**EXERCISE**
This exercise calls for every record to be set down again, exactly and in full.
MATERIAL PROVIDED: Begin
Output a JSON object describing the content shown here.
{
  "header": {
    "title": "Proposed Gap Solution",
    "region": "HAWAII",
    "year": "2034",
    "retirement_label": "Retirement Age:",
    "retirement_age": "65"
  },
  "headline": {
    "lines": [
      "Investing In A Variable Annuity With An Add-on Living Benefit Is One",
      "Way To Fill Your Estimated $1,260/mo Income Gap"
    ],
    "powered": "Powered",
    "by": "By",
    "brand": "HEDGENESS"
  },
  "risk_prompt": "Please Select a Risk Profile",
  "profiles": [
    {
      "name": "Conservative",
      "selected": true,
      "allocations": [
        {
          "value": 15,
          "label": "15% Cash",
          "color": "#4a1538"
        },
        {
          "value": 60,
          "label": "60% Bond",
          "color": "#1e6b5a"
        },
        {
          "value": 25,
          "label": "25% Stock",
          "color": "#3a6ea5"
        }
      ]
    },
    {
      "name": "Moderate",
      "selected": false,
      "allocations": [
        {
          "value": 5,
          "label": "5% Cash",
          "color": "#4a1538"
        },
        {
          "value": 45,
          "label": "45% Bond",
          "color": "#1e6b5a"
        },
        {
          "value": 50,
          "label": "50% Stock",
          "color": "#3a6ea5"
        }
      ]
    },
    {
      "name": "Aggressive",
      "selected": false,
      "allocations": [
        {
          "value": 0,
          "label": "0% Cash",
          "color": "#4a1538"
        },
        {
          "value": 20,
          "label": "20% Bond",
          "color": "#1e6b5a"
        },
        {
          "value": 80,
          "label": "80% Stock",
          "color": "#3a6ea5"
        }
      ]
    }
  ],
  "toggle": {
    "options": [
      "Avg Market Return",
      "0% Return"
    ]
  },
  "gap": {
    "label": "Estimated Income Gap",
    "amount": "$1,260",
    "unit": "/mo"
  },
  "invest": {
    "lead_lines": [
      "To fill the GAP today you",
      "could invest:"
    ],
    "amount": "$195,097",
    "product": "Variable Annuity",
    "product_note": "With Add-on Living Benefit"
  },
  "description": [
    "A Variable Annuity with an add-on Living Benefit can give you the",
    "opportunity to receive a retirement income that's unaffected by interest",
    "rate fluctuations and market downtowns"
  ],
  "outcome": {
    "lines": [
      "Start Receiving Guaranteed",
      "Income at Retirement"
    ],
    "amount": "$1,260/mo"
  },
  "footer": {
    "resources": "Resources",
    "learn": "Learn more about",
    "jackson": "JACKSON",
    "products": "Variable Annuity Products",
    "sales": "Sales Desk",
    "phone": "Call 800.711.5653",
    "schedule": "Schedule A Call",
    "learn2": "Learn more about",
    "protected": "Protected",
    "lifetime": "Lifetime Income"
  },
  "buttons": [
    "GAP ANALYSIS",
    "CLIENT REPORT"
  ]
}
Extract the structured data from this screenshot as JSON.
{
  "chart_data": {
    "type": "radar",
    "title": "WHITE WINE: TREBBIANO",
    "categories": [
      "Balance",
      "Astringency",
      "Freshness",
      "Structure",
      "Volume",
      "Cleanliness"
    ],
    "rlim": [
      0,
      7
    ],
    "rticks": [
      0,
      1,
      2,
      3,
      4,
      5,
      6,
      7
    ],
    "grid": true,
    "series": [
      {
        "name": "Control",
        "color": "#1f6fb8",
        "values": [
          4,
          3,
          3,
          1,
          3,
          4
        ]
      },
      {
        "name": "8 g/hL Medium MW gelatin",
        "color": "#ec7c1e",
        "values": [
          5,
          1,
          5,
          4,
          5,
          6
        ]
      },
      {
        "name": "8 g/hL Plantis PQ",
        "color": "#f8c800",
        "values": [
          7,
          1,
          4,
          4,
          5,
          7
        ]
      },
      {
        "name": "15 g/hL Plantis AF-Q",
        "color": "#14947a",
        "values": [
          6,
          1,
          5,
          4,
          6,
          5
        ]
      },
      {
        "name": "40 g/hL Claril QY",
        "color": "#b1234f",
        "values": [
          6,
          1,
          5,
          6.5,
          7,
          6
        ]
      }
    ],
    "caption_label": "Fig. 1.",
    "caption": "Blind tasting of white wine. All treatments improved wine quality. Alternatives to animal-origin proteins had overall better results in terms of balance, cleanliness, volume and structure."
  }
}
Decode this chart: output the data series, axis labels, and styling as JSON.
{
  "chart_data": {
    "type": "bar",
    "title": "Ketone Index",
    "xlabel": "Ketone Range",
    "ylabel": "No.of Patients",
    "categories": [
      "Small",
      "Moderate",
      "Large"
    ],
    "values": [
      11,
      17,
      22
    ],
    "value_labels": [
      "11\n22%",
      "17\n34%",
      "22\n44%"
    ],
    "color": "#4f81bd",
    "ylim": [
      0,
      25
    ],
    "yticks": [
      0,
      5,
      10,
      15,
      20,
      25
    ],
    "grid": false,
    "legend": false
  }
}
MATERIAL PROVIDED: End
**SOLUTION TO THIS PROBLEM**
Output a JSON object describing the content shown here.
{
  "header": {
    "title": "Proposed Gap Solution",
    "region": "HAWAII",
    "year": "2034",
    "retirement_label": "Retirement Age:",
    "retirement_age": "65"
  },
  "headline": {
    "lines": [
      "Investing In A Variable Annuity With An Add-on Living Benefit Is One",
      "Way To Fill Your Estimated $1,260/mo Income Gap"
    ],
    "powered": "Powered",
    "by": "By",
    "brand": "HEDGENESS"
  },
  "risk_prompt": "Please Select a Risk Profile",
  "profiles": [
    {
      "name": "Conservative",
      "selected": true,
      "allocations": [
        {
          "value": 15,
          "label": "15% Cash",
          "color": "#4a1538"
        },
        {
          "value": 60,
          "label": "60% Bond",
          "color": "#1e6b5a"
        },
        {
          "value": 25,
          "label": "25% Stock",
          "color": "#3a6ea5"
        }
      ]
    },
    {
      "name": "Moderate",
      "selected": false,
      "allocations": [
        {
          "value": 5,
          "label": "5% Cash",
          "color": "#4a1538"
        },
        {
          "value": 45,
          "label": "45% Bond",
          "color": "#1e6b5a"
        },
        {
          "value": 50,
          "label": "50% Stock",
          "color": "#3a6ea5"
        }
      ]
    },
    {
      "name": "Aggressive",
      "selected": false,
      "allocations": [
        {
          "value": 0,
          "label": "0% Cash",
          "color": "#4a1538"
        },
        {
          "value": 20,
          "label": "20% Bond",
          "color": "#1e6b5a"
        },
        {
          "value": 80,
          "label": "80% Stock",
          "color": "#3a6ea5"
        }
      ]
    }
  ],
  "toggle": {
    "options": [
      "Avg Market Return",
      "0% Return"
    ]
  },
  "gap": {
    "label": "Estimated Income Gap",
    "amount": "$1,260",
    "unit": "/mo"
  },
  "invest": {
    "lead_lines": [
      "To fill the GAP today you",
      "could invest:"
    ],
    "amount": "$195,097",
    "product": "Variable Annuity",
    "product_note": "With Add-on Living Benefit"
  },
  "description": [
    "A Variable Annuity with an add-on Living Benefit can give you the",
    "opportunity to receive a retirement income that's unaffected by interest",
    "rate fluctuations and market downtowns"
  ],
  "outcome": {
    "lines": [
      "Start Receiving Guaranteed",
      "Income at Retirement"
    ],
    "amount": "$1,260/mo"
  },
  "footer": {
    "resources": "Resources",
    "learn": "Learn more about",
    "jackson": "JACKSON",
    "products": "Variable Annuity Products",
    "sales": "Sales Desk",
    "phone": "Call 800.711.5653",
    "schedule": "Schedule A Call",
    "learn2": "Learn more about",
    "protected": "Protected",
    "lifetime": "Lifetime Income"
  },
  "buttons": [
    "GAP ANALYSIS",
    "CLIENT REPORT"
  ]
}
Extract the structured data from this screenshot as JSON.
{
  "chart_data": {
    "type": "radar",
    "title": "WHITE WINE: TREBBIANO",
    "categories": [
      "Balance",
      "Astringency",
      "Freshness",
      "Structure",
      "Volume",
      "Cleanliness"
    ],
    "rlim": [
      0,
      7
    ],
    "rticks": [
      0,
      1,
      2,
      3,
      4,
      5,
      6,
      7
    ],
    "grid": true,
    "series": [
      {
        "name": "Control",
        "color": "#1f6fb8",
        "values": [
          4,
          3,
          3,
          1,
          3,
          4
        ]
      },
      {
        "name": "8 g/hL Medium MW gelatin",
        "color": "#ec7c1e",
        "values": [
          5,
          1,
          5,
          4,
          5,
          6
        ]
      },
      {
        "name": "8 g/hL Plantis PQ",
        "color": "#f8c800",
        "values": [
          7,
          1,
          4,
          4,
          5,
          7
        ]
      },
      {
        "name": "15 g/hL Plantis AF-Q",
        "color": "#14947a",
        "values": [
          6,
          1,
          5,
          4,
          6,
          5
        ]
      },
      {
        "name": "40 g/hL Claril QY",
        "color": "#b1234f",
        "values": [
          6,
          1,
          5,
          6.5,
          7,
          6
        ]
      }
    ],
    "caption_label": "Fig. 1.",
    "caption": "Blind tasting of white wine. All treatments improved wine quality. Alternatives to animal-origin proteins had overall better results in terms of balance, cleanliness, volume and structure."
  }
}
Decode this chart: output the data series, axis labels, and styling as JSON.
{
  "chart_data": {
    "type": "bar",
    "title": "Ketone Index",
    "xlabel": "Ketone Range",
    "ylabel": "No.of Patients",
    "categories": [
      "Small",
      "Moderate",
      "Large"
    ],
    "values": [
      11,
      17,
      22
    ],
    "value_labels": [
      "11\n22%",
      "17\n34%",
      "22\n44%"
    ],
    "color": "#4f81bd",
    "ylim": [
      0,
      25
    ],
    "yticks": [
      0,
      5,
      10,
      15,
      20,
      25
    ],
    "grid": false,
    "legend": false
  }
}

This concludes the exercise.